◆ REQUIRED WORK ◆
Count how many lines include "Zhang" and answer with that number only.

◆ DATA SHOWN ◆
---+---

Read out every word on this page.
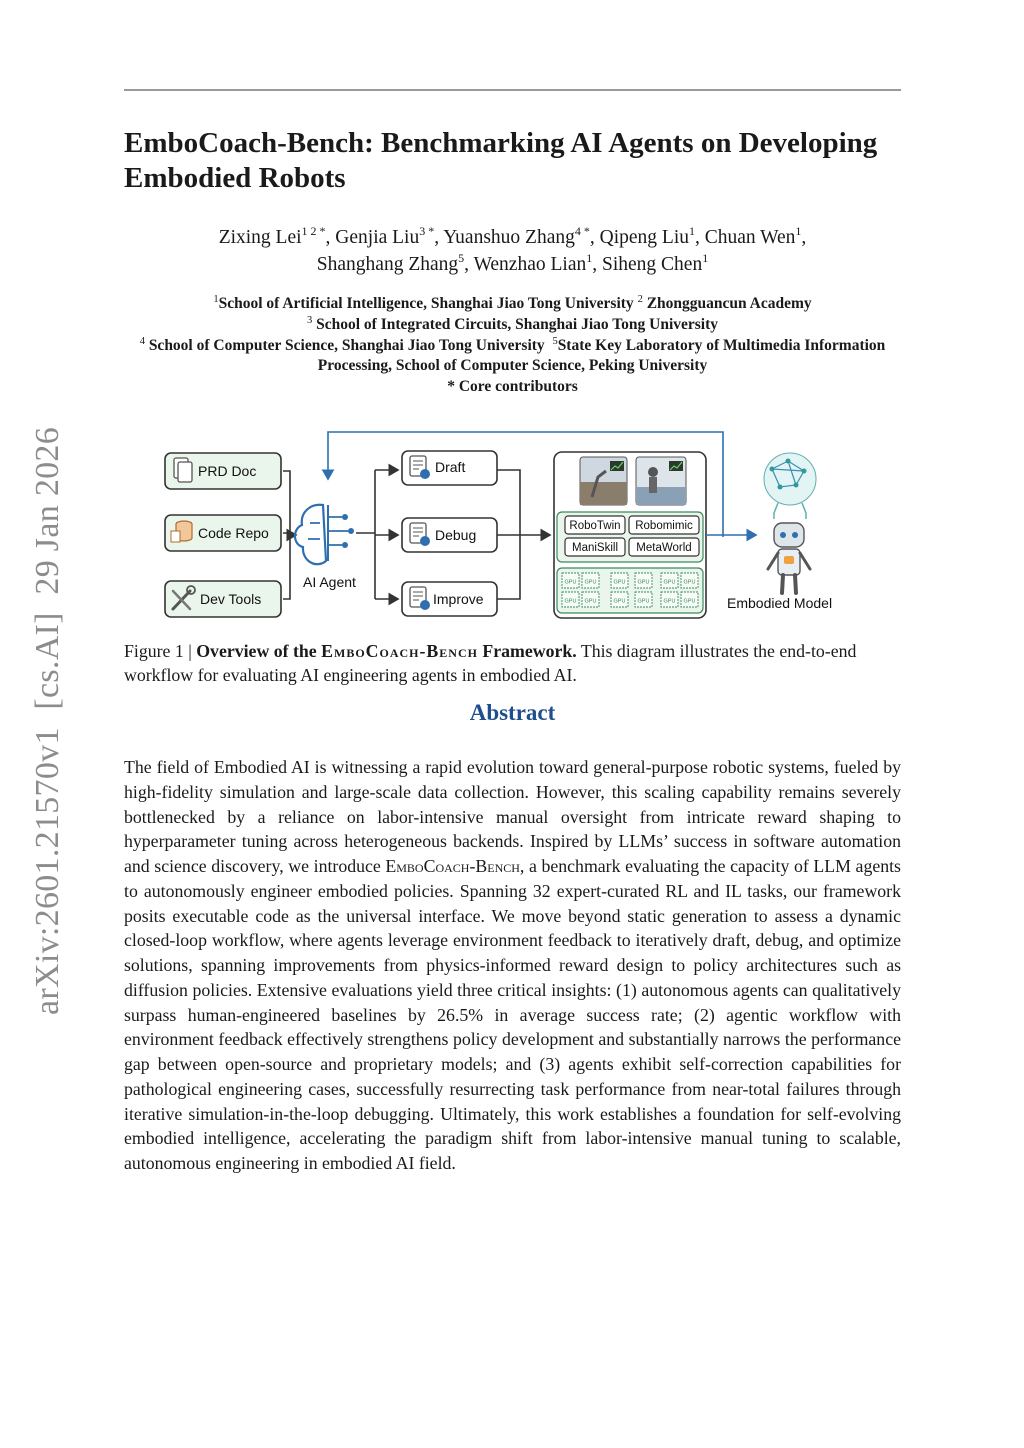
arXiv:2601.21570v1  [cs.AI]  29 Jan 2026
EmboCoach-Bench: Benchmarking AI Agents on Developing Embodied Robots
Zixing Lei$^{1 2 *}$, Genjia Liu$^{3 *}$, Yuanshuo Zhang$^{4 *}$, Qipeng Liu$^1$, Chuan Wen$^1$,
Shanghang Zhang$^5$, Wenzhao Lian$^1$, Siheng Chen$^1$
$^1$School of Artificial Intelligence, Shanghai Jiao Tong University $^2$ Zhongguancun Academy
$^3$ School of Integrated Circuits, Shanghai Jiao Tong University
$^4$ School of Computer Science, Shanghai Jiao Tong University $^5$State Key Laboratory of Multimedia Information Processing, School of Computer Science, Peking University
* Core contributors
PRD Doc
Code Repo
Dev Tools
AI Agent
Draft
Debug
Improve
RoboTwin Robomimic
ManiSkill MetaWorld
GPU GPU	GPU GPU	GPU GPU
GPU GPU	GPU GPU	GPU GPU Embodied Model
Figure 1 | Overview of the EmboCoach-Bench Framework. This diagram illustrates the end-to-end workflow for evaluating AI engineering agents in embodied AI.
Abstract

The field of Embodied AI is witnessing a rapid evolution toward general-purpose robotic systems, fueled by high-fidelity simulation and large-scale data collection. However, this scaling capability remains severely bottlenecked by a reliance on labor-intensive manual oversight from intricate reward shaping to hyperparameter tuning across heterogeneous backends. Inspired by LLMs’ success in software automation and science discovery, we introduce EmboCoach-Bench, a benchmark evaluating the capacity of LLM agents to autonomously engineer embodied policies. Spanning 32 expert-curated RL and IL tasks, our framework posits executable code as the universal interface. We move beyond static generation to assess a dynamic closed-loop workflow, where agents leverage environment feedback to iteratively draft, debug, and optimize solutions, spanning improvements from physics-informed reward design to policy architectures such as diffusion policies. Extensive evaluations yield three critical insights: (1) autonomous agents can qualitatively surpass human-engineered baselines by 26.5% in average success rate; (2) agentic workflow with environment feedback effectively strengthens policy development and substantially narrows the performance gap between open-source and proprietary models; and (3) agents exhibit self-correction capabilities for pathological engineering cases, successfully resurrecting task performance from near-total failures through iterative simulation-in-the-loop debugging. Ultimately, this work establishes a foundation for self-evolving embodied intelligence, accelerating the paradigm shift from labor-intensive manual tuning to scalable, autonomous engineering in embodied AI field.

---+---

◆ EXERCISE RESULT ◆
2